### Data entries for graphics
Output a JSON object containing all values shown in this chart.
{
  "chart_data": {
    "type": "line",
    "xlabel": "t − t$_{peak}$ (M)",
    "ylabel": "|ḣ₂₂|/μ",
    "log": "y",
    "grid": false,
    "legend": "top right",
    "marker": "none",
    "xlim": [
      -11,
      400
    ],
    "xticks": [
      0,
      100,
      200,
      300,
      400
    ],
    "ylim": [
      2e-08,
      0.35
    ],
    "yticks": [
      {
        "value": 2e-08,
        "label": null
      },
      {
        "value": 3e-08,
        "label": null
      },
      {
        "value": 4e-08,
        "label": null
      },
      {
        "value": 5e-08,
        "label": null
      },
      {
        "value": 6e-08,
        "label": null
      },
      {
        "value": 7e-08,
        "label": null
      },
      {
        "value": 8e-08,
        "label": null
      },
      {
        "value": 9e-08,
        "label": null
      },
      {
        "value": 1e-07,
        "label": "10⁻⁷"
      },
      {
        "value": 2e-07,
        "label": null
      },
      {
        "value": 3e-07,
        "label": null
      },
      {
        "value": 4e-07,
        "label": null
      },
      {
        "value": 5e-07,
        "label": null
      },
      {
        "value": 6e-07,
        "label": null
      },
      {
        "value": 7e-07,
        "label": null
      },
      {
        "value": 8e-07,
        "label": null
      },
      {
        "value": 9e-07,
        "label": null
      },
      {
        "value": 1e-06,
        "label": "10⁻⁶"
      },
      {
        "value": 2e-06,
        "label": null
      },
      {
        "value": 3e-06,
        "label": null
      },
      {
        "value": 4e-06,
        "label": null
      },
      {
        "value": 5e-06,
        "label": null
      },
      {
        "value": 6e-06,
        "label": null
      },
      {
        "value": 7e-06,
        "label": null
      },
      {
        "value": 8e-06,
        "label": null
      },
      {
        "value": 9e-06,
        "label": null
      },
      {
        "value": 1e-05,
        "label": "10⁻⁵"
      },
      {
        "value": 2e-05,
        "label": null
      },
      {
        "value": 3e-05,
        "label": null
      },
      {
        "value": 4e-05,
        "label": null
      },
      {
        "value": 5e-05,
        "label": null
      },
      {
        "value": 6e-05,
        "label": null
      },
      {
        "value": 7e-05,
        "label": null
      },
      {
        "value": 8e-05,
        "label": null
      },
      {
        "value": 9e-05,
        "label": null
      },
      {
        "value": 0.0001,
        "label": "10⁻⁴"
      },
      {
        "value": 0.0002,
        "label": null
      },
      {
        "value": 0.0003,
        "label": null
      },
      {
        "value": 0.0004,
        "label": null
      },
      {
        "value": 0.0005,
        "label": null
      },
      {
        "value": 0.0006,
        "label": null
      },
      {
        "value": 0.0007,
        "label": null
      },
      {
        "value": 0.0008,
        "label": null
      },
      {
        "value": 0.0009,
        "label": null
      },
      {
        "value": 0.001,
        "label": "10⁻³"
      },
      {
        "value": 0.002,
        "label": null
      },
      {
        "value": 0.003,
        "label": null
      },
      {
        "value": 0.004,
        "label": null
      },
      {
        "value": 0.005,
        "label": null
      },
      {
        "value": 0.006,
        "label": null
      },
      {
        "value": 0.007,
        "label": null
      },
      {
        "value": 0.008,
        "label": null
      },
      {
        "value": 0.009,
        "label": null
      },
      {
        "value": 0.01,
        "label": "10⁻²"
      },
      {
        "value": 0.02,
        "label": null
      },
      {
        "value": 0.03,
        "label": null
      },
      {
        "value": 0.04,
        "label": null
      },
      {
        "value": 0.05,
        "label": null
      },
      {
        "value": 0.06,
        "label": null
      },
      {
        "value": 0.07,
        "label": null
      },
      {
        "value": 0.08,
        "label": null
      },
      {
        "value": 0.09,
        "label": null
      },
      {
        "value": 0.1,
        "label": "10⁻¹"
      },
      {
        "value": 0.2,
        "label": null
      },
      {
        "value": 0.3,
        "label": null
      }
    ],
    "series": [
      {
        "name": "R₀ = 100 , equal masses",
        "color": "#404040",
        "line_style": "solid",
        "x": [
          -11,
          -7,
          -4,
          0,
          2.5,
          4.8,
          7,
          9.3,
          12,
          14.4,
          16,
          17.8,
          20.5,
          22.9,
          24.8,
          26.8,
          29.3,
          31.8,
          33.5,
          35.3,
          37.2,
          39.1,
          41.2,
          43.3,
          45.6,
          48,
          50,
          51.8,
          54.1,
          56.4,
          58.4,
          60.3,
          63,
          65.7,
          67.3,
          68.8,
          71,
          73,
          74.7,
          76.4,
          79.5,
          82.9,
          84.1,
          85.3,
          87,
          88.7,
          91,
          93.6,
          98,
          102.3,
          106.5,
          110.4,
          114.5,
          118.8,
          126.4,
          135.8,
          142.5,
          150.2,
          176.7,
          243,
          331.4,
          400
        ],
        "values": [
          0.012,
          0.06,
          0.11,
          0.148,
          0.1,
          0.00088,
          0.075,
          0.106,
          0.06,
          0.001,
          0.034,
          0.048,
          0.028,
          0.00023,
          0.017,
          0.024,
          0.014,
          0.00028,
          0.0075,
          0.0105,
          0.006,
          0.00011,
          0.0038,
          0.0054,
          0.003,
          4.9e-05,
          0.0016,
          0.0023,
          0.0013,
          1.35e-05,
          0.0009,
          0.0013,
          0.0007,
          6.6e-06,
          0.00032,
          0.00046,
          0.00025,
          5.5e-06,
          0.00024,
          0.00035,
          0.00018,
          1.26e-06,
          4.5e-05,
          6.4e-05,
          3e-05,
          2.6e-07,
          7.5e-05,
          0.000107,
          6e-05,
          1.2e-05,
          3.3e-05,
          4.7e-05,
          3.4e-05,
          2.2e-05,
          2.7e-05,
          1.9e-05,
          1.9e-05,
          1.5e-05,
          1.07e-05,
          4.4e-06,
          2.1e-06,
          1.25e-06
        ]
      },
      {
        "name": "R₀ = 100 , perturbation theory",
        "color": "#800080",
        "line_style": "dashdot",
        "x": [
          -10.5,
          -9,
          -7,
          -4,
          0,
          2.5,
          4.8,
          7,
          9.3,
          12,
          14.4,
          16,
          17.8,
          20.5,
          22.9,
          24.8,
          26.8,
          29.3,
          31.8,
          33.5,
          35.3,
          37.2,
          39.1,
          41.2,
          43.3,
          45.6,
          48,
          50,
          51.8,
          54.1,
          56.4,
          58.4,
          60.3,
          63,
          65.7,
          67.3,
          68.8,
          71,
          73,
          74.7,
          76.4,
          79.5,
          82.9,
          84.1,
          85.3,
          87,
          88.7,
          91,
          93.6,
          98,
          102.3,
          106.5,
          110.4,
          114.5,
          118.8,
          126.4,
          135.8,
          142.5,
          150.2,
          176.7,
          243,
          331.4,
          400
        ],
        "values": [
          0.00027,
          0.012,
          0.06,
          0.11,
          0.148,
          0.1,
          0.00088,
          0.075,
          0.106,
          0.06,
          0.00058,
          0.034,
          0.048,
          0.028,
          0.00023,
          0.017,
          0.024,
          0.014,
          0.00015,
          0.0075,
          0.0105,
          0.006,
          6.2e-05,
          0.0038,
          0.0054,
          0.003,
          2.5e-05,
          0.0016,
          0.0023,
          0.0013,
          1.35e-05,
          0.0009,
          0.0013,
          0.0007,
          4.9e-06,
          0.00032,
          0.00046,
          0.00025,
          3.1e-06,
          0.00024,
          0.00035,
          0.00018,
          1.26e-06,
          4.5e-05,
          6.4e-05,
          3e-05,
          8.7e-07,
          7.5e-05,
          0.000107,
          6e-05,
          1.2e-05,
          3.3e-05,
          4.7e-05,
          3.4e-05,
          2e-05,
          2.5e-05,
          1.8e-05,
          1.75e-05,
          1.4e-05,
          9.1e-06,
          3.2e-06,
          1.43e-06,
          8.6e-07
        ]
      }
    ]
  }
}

### PROBLEM STATEMENT
Output the records above in their entirety, exactly.

### RESPONSE TO THE TASK
Output a JSON object containing all values shown in this chart.
{
  "chart_data": {
    "type": "line",
    "xlabel": "t − t$_{peak}$ (M)",
    "ylabel": "|ḣ₂₂|/μ",
    "log": "y",
    "grid": false,
    "legend": "top right",
    "marker": "none",
    "xlim": [
      -11,
      400
    ],
    "xticks": [
      0,
      100,
      200,
      300,
      400
    ],
    "ylim": [
      2e-08,
      0.35
    ],
    "yticks": [
      {
        "value": 2e-08,
        "label": null
      },
      {
        "value": 3e-08,
        "label": null
      },
      {
        "value": 4e-08,
        "label": null
      },
      {
        "value": 5e-08,
        "label": null
      },
      {
        "value": 6e-08,
        "label": null
      },
      {
        "value": 7e-08,
        "label": null
      },
      {
        "value": 8e-08,
        "label": null
      },
      {
        "value": 9e-08,
        "label": null
      },
      {
        "value": 1e-07,
        "label": "10⁻⁷"
      },
      {
        "value": 2e-07,
        "label": null
      },
      {
        "value": 3e-07,
        "label": null
      },
      {
        "value": 4e-07,
        "label": null
      },
      {
        "value": 5e-07,
        "label": null
      },
      {
        "value": 6e-07,
        "label": null
      },
      {
        "value": 7e-07,
        "label": null
      },
      {
        "value": 8e-07,
        "label": null
      },
      {
        "value": 9e-07,
        "label": null
      },
      {
        "value": 1e-06,
        "label": "10⁻⁶"
      },
      {
        "value": 2e-06,
        "label": null
      },
      {
        "value": 3e-06,
        "label": null
      },
      {
        "value": 4e-06,
        "label": null
      },
      {
        "value": 5e-06,
        "label": null
      },
      {
        "value": 6e-06,
        "label": null
      },
      {
        "value": 7e-06,
        "label": null
      },
      {
        "value": 8e-06,
        "label": null
      },
      {
        "value": 9e-06,
        "label": null
      },
      {
        "value": 1e-05,
        "label": "10⁻⁵"
      },
      {
        "value": 2e-05,
        "label": null
      },
      {
        "value": 3e-05,
        "label": null
      },
      {
        "value": 4e-05,
        "label": null
      },
      {
        "value": 5e-05,
        "label": null
      },
      {
        "value": 6e-05,
        "label": null
      },
      {
        "value": 7e-05,
        "label": null
      },
      {
        "value": 8e-05,
        "label": null
      },
      {
        "value": 9e-05,
        "label": null
      },
      {
        "value": 0.0001,
        "label": "10⁻⁴"
      },
      {
        "value": 0.0002,
        "label": null
      },
      {
        "value": 0.0003,
        "label": null
      },
      {
        "value": 0.0004,
        "label": null
      },
      {
        "value": 0.0005,
        "label": null
      },
      {
        "value": 0.0006,
        "label": null
      },
      {
        "value": 0.0007,
        "label": null
      },
      {
        "value": 0.0008,
        "label": null
      },
      {
        "value": 0.0009,
        "label": null
      },
      {
        "value": 0.001,
        "label": "10⁻³"
      },
      {
        "value": 0.002,
        "label": null
      },
      {
        "value": 0.003,
        "label": null
      },
      {
        "value": 0.004,
        "label": null
      },
      {
        "value": 0.005,
        "label": null
      },
      {
        "value": 0.006,
        "label": null
      },
      {
        "value": 0.007,
        "label": null
      },
      {
        "value": 0.008,
        "label": null
      },
      {
        "value": 0.009,
        "label": null
      },
      {
        "value": 0.01,
        "label": "10⁻²"
      },
      {
        "value": 0.02,
        "label": null
      },
      {
        "value": 0.03,
        "label": null
      },
      {
        "value": 0.04,
        "label": null
      },
      {
        "value": 0.05,
        "label": null
      },
      {
        "value": 0.06,
        "label": null
      },
      {
        "value": 0.07,
        "label": null
      },
      {
        "value": 0.08,
        "label": null
      },
      {
        "value": 0.09,
        "label": null
      },
      {
        "value": 0.1,
        "label": "10⁻¹"
      },
      {
        "value": 0.2,
        "label": null
      },
      {
        "value": 0.3,
        "label": null
      }
    ],
    "series": [
      {
        "name": "R₀ = 100 , equal masses",
        "color": "#404040",
        "line_style": "solid",
        "x": [
          -11,
          -7,
          -4,
          0,
          2.5,
          4.8,
          7,
          9.3,
          12,
          14.4,
          16,
          17.8,
          20.5,
          22.9,
          24.8,
          26.8,
          29.3,
          31.8,
          33.5,
          35.3,
          37.2,
          39.1,
          41.2,
          43.3,
          45.6,
          48,
          50,
          51.8,
          54.1,
          56.4,
          58.4,
          60.3,
          63,
          65.7,
          67.3,
          68.8,
          71,
          73,
          74.7,
          76.4,
          79.5,
          82.9,
          84.1,
          85.3,
          87,
          88.7,
          91,
          93.6,
          98,
          102.3,
          106.5,
          110.4,
          114.5,
          118.8,
          126.4,
          135.8,
          142.5,
          150.2,
          176.7,
          243,
          331.4,
          400
        ],
        "values": [
          0.012,
          0.06,
          0.11,
          0.148,
          0.1,
          0.00088,
          0.075,
          0.106,
          0.06,
          0.001,
          0.034,
          0.048,
          0.028,
          0.00023,
          0.017,
          0.024,
          0.014,
          0.00028,
          0.0075,
          0.0105,
          0.006,
          0.00011,
          0.0038,
          0.0054,
          0.003,
          4.9e-05,
          0.0016,
          0.0023,
          0.0013,
          1.35e-05,
          0.0009,
          0.0013,
          0.0007,
          6.6e-06,
          0.00032,
          0.00046,
          0.00025,
          5.5e-06,
          0.00024,
          0.00035,
          0.00018,
          1.26e-06,
          4.5e-05,
          6.4e-05,
          3e-05,
          2.6e-07,
          7.5e-05,
          0.000107,
          6e-05,
          1.2e-05,
          3.3e-05,
          4.7e-05,
          3.4e-05,
          2.2e-05,
          2.7e-05,
          1.9e-05,
          1.9e-05,
          1.5e-05,
          1.07e-05,
          4.4e-06,
          2.1e-06,
          1.25e-06
        ]
      },
      {
        "name": "R₀ = 100 , perturbation theory",
        "color": "#800080",
        "line_style": "dashdot",
        "x": [
          -10.5,
          -9,
          -7,
          -4,
          0,
          2.5,
          4.8,
          7,
          9.3,
          12,
          14.4,
          16,
          17.8,
          20.5,
          22.9,
          24.8,
          26.8,
          29.3,
          31.8,
          33.5,
          35.3,
          37.2,
          39.1,
          41.2,
          43.3,
          45.6,
          48,
          50,
          51.8,
          54.1,
          56.4,
          58.4,
          60.3,
          63,
          65.7,
          67.3,
          68.8,
          71,
          73,
          74.7,
          76.4,
          79.5,
          82.9,
          84.1,
          85.3,
          87,
          88.7,
          91,
          93.6,
          98,
          102.3,
          106.5,
          110.4,
          114.5,
          118.8,
          126.4,
          135.8,
          142.5,
          150.2,
          176.7,
          243,
          331.4,
          400
        ],
        "values": [
          0.00027,
          0.012,
          0.06,
          0.11,
          0.148,
          0.1,
          0.00088,
          0.075,
          0.106,
          0.06,
          0.00058,
          0.034,
          0.048,
          0.028,
          0.00023,
          0.017,
          0.024,
          0.014,
          0.00015,
          0.0075,
          0.0105,
          0.006,
          6.2e-05,
          0.0038,
          0.0054,
          0.003,
          2.5e-05,
          0.0016,
          0.0023,
          0.0013,
          1.35e-05,
          0.0009,
          0.0013,
          0.0007,
          4.9e-06,
          0.00032,
          0.00046,
          0.00025,
          3.1e-06,
          0.00024,
          0.00035,
          0.00018,
          1.26e-06,
          4.5e-05,
          6.4e-05,
          3e-05,
          8.7e-07,
          7.5e-05,
          0.000107,
          6e-05,
          1.2e-05,
          3.3e-05,
          4.7e-05,
          3.4e-05,
          2e-05,
          2.5e-05,
          1.8e-05,
          1.75e-05,
          1.4e-05,
          9.1e-06,
          3.2e-06,
          1.43e-06,
          8.6e-07
        ]
      }
    ]
  }
}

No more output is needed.